What the task requires >> Show all lines holding the string "mantenimiento".
── Source material ──
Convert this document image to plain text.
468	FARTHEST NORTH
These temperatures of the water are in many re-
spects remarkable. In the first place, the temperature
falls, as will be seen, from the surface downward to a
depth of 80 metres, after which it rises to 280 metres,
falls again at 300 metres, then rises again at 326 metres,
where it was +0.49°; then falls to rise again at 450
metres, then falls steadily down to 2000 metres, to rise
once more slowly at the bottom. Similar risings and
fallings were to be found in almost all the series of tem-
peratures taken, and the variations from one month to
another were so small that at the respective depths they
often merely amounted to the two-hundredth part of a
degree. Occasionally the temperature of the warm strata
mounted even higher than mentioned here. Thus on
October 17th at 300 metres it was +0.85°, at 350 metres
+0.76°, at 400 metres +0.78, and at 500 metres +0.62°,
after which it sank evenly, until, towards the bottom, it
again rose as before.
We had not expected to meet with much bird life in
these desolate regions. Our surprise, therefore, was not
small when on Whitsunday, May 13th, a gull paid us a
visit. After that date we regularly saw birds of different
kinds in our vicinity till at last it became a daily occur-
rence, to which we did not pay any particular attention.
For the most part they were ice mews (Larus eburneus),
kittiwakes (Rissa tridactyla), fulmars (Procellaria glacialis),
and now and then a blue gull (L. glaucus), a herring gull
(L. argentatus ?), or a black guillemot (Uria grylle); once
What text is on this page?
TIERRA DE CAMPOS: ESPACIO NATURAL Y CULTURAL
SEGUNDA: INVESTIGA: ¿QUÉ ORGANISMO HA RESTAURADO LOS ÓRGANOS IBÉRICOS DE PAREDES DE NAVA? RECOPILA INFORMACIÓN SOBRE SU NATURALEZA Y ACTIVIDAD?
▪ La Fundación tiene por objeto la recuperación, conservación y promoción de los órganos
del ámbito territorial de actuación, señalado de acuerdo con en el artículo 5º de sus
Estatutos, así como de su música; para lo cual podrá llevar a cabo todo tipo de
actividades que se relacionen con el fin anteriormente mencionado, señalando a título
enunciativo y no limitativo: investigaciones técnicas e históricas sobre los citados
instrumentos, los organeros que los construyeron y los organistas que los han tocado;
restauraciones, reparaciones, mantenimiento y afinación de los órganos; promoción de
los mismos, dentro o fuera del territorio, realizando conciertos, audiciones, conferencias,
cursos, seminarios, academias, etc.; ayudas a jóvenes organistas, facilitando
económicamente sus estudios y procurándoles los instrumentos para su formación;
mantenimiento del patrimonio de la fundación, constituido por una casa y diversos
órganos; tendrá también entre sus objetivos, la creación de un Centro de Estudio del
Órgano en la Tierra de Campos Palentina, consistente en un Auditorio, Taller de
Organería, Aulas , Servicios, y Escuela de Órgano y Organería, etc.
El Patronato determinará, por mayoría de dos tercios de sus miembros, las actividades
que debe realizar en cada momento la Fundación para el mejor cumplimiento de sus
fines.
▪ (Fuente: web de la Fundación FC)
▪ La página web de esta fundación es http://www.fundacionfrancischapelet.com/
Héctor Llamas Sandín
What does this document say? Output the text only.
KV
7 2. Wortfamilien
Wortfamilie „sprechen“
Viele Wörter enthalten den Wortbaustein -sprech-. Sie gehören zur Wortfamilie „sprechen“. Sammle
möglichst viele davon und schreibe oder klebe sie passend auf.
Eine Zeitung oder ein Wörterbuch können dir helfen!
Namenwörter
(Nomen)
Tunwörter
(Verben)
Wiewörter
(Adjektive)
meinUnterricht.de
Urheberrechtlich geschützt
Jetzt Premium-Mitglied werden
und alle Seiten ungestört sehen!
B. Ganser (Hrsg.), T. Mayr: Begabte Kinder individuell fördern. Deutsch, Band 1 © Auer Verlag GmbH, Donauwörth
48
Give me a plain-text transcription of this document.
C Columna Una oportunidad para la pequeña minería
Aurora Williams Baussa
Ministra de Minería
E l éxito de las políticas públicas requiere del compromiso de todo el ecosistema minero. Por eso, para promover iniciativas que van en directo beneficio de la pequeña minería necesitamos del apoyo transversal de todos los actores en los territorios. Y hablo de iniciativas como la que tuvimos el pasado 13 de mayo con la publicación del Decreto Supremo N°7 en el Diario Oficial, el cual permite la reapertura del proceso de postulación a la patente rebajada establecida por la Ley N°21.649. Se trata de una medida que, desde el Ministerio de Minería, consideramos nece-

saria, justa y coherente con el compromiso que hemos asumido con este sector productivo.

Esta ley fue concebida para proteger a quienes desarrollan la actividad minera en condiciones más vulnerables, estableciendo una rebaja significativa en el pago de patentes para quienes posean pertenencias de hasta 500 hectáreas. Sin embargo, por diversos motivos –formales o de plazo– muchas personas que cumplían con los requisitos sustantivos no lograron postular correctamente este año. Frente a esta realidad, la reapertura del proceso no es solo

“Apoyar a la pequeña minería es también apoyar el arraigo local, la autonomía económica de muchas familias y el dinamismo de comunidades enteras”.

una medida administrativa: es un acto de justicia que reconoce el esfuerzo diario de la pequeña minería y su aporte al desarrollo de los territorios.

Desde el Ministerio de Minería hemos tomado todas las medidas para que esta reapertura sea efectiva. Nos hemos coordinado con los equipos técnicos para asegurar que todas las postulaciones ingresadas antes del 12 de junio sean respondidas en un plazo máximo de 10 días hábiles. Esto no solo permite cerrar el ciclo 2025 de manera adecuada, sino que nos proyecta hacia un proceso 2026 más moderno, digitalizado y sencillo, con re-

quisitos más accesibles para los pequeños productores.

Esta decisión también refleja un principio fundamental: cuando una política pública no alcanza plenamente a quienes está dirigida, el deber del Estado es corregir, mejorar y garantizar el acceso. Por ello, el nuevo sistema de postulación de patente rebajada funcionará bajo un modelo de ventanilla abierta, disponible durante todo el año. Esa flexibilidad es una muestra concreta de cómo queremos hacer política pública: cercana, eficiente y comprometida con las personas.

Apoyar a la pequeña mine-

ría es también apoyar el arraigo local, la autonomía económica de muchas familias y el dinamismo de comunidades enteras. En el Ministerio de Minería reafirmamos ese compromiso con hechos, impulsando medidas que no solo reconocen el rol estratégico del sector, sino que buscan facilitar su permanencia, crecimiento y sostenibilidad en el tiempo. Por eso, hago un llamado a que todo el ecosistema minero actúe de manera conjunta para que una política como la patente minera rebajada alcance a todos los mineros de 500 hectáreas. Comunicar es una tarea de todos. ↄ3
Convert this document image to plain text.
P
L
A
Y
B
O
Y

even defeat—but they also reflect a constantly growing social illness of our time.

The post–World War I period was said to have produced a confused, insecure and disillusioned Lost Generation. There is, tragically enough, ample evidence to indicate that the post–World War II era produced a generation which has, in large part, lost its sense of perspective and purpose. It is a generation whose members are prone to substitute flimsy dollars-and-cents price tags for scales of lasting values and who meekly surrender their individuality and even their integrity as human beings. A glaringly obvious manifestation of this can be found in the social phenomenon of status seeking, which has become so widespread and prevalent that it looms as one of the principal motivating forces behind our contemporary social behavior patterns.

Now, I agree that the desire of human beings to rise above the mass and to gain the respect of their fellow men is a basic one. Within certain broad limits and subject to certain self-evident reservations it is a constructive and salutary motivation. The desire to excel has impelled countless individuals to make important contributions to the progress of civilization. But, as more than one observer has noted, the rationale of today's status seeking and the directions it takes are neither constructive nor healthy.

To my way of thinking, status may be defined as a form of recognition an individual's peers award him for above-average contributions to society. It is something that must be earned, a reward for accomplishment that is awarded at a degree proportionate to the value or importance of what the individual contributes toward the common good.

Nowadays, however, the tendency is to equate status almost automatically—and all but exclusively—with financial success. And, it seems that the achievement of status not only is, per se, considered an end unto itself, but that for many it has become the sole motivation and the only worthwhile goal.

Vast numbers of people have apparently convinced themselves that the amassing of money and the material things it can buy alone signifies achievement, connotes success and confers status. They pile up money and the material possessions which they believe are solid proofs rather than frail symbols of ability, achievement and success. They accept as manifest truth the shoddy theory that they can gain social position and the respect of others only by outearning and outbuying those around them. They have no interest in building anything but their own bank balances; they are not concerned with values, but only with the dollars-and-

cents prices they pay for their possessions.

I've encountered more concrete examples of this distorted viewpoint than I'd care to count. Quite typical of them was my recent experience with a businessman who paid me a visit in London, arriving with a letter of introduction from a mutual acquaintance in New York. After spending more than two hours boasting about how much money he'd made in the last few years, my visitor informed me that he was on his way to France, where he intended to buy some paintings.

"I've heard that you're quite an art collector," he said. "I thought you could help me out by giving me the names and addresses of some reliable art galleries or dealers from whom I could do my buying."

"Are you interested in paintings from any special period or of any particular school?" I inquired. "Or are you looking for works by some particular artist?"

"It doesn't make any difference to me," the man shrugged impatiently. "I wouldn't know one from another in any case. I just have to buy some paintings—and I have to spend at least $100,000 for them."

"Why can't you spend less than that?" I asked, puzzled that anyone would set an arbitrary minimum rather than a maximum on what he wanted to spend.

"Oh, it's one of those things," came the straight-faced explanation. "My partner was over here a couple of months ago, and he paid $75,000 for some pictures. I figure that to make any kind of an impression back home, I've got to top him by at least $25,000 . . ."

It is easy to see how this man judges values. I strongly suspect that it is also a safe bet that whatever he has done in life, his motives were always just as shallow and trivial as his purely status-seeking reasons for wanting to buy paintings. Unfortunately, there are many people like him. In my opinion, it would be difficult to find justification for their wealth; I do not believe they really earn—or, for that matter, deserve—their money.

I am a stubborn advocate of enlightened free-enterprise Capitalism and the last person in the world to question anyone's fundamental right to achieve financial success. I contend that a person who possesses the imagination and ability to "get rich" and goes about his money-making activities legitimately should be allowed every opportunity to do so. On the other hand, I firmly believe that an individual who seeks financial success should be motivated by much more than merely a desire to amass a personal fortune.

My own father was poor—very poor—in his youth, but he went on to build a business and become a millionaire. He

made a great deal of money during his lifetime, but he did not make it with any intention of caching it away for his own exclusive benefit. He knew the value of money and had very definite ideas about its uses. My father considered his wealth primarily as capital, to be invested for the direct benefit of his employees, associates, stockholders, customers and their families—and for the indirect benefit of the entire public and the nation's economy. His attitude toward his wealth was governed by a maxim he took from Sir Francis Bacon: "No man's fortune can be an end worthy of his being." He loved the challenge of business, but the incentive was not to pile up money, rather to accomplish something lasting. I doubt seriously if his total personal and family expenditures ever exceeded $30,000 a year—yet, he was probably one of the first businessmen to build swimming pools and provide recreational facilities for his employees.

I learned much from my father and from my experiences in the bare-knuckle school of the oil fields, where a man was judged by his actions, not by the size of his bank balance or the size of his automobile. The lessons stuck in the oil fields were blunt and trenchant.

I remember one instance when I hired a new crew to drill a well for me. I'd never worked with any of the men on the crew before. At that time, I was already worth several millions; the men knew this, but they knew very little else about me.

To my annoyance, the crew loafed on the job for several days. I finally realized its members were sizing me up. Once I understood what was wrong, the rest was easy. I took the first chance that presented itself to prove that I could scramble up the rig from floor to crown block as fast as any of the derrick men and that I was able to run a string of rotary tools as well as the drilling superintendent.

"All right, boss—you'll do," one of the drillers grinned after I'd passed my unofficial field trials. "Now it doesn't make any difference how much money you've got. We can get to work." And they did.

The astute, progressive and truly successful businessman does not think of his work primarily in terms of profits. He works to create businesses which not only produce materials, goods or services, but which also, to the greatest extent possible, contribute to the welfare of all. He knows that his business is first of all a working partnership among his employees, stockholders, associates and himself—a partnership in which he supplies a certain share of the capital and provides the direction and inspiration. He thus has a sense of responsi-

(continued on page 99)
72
───
Solution for this problem >>
restauraciones, reparaciones, mantenimiento y afinación de los órganos; promoción de
mantenimiento del patrimonio de la fundación, constituido por una casa y diversos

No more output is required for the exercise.